>> BEGIN RECORDS SUPPLIED

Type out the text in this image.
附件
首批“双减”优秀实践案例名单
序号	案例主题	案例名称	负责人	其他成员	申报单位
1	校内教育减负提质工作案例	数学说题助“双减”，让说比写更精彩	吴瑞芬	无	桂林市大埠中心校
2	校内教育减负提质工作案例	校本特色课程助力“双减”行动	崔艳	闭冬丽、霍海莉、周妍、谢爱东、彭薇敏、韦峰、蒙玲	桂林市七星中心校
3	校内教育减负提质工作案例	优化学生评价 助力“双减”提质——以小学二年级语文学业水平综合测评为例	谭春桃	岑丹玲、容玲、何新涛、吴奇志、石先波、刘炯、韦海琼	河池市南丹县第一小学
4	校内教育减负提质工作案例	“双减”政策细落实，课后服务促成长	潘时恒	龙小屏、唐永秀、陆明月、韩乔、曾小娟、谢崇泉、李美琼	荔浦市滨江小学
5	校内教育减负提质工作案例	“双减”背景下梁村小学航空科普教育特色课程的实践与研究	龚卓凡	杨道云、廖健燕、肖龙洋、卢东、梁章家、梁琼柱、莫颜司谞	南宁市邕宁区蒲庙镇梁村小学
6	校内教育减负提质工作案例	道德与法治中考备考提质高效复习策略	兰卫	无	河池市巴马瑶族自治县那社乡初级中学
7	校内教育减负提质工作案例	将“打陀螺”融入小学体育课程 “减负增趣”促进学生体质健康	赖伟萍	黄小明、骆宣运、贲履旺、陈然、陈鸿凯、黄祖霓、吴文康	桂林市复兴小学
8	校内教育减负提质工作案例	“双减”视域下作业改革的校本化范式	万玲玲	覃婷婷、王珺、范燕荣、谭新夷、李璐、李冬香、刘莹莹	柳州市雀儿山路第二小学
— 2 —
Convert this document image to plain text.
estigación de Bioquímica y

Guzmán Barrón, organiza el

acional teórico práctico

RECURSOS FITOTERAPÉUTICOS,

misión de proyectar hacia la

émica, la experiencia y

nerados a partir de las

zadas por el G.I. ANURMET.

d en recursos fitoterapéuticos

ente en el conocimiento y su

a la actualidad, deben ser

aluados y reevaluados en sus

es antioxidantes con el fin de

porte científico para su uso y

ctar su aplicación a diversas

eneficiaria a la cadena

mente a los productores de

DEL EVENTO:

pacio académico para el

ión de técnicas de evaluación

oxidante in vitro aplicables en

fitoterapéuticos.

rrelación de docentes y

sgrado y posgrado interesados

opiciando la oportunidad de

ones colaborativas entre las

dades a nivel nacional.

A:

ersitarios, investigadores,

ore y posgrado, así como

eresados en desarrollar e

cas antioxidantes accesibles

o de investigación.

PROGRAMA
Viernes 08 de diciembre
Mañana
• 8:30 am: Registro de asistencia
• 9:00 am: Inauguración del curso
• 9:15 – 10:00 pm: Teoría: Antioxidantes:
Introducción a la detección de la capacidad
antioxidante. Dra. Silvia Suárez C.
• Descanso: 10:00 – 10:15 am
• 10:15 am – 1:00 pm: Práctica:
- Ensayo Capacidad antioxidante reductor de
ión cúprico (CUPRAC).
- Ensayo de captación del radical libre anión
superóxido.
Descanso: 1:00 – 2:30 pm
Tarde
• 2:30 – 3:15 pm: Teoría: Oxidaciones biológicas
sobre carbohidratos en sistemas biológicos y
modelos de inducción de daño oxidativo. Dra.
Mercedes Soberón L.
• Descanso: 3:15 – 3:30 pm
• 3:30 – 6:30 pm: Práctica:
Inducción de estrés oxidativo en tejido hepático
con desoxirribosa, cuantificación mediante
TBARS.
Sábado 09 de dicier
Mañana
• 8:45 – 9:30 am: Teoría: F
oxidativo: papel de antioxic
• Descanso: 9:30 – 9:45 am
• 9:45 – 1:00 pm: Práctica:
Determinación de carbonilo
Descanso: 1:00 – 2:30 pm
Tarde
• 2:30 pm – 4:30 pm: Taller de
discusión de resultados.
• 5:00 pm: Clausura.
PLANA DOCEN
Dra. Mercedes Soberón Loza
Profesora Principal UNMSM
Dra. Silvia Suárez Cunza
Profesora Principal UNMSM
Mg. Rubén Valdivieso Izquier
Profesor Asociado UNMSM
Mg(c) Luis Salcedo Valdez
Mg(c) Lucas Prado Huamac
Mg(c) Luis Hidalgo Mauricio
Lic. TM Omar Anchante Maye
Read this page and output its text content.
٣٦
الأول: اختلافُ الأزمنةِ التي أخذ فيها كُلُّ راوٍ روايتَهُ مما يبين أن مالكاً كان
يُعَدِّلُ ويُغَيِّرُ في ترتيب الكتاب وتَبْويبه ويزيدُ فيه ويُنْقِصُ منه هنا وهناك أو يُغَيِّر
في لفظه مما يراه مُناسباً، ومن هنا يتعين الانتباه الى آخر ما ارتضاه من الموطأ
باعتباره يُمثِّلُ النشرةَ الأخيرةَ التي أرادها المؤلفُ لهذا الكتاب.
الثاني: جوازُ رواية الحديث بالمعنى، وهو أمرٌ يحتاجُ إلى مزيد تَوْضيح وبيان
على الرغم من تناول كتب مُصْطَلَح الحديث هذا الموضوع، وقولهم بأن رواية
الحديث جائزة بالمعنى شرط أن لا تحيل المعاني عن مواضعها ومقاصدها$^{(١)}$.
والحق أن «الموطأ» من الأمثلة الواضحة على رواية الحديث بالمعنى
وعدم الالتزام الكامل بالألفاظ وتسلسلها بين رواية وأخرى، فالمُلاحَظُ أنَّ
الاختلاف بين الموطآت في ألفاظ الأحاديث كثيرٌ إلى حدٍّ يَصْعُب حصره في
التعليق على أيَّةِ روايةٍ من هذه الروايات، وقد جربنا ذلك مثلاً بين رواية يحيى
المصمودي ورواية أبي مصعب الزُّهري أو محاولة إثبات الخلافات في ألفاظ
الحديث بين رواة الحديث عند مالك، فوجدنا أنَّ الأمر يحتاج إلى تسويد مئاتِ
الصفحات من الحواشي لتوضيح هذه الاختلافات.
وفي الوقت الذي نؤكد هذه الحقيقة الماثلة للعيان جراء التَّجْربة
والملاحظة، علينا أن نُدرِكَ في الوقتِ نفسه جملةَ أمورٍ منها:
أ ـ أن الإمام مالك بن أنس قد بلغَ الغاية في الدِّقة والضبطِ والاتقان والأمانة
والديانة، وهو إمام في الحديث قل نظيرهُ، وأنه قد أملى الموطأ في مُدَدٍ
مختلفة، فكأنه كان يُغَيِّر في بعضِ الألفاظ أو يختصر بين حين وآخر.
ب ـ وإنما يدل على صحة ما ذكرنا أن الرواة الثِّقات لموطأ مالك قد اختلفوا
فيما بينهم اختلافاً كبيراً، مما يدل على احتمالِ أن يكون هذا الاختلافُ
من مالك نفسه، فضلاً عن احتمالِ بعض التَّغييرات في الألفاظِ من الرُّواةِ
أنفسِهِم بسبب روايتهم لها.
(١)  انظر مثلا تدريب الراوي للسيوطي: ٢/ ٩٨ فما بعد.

>> END RECORDS SUPPLIED

Scan the material above for the word "校内教育减负提质工作案例". Copy each line where it occurs.

1	校内教育减负提质工作案例	数学说题助“双减”，让说比写更精彩	吴瑞芬	无	桂林市大埠中心校
2	校内教育减负提质工作案例	校本特色课程助力“双减”行动	崔艳	闭冬丽、霍海莉、周妍、谢爱东、彭薇敏、韦峰、蒙玲	桂林市七星中心校
3	校内教育减负提质工作案例	优化学生评价 助力“双减”提质——以小学二年级语文学业水平综合测评为例	谭春桃	岑丹玲、容玲、何新涛、吴奇志、石先波、刘炯、韦海琼	河池市南丹县第一小学
4	校内教育减负提质工作案例	“双减”政策细落实，课后服务促成长	潘时恒	龙小屏、唐永秀、陆明月、韩乔、曾小娟、谢崇泉、李美琼	荔浦市滨江小学
5	校内教育减负提质工作案例	“双减”背景下梁村小学航空科普教育特色课程的实践与研究	龚卓凡	杨道云、廖健燕、肖龙洋、卢东、梁章家、梁琼柱、莫颜司谞	南宁市邕宁区蒲庙镇梁村小学
6	校内教育减负提质工作案例	道德与法治中考备考提质高效复习策略	兰卫	无	河池市巴马瑶族自治县那社乡初级中学
7	校内教育减负提质工作案例	将“打陀螺”融入小学体育课程 “减负增趣”促进学生体质健康	赖伟萍	黄小明、骆宣运、贲履旺、陈然、陈鸿凯、黄祖霓、吴文康	桂林市复兴小学
8	校内教育减负提质工作案例	“双减”视域下作业改革的校本化范式	万玲玲	覃婷婷、王珺、范燕荣、谭新夷、李璐、李冬香、刘莹莹	柳州市雀儿山路第二小学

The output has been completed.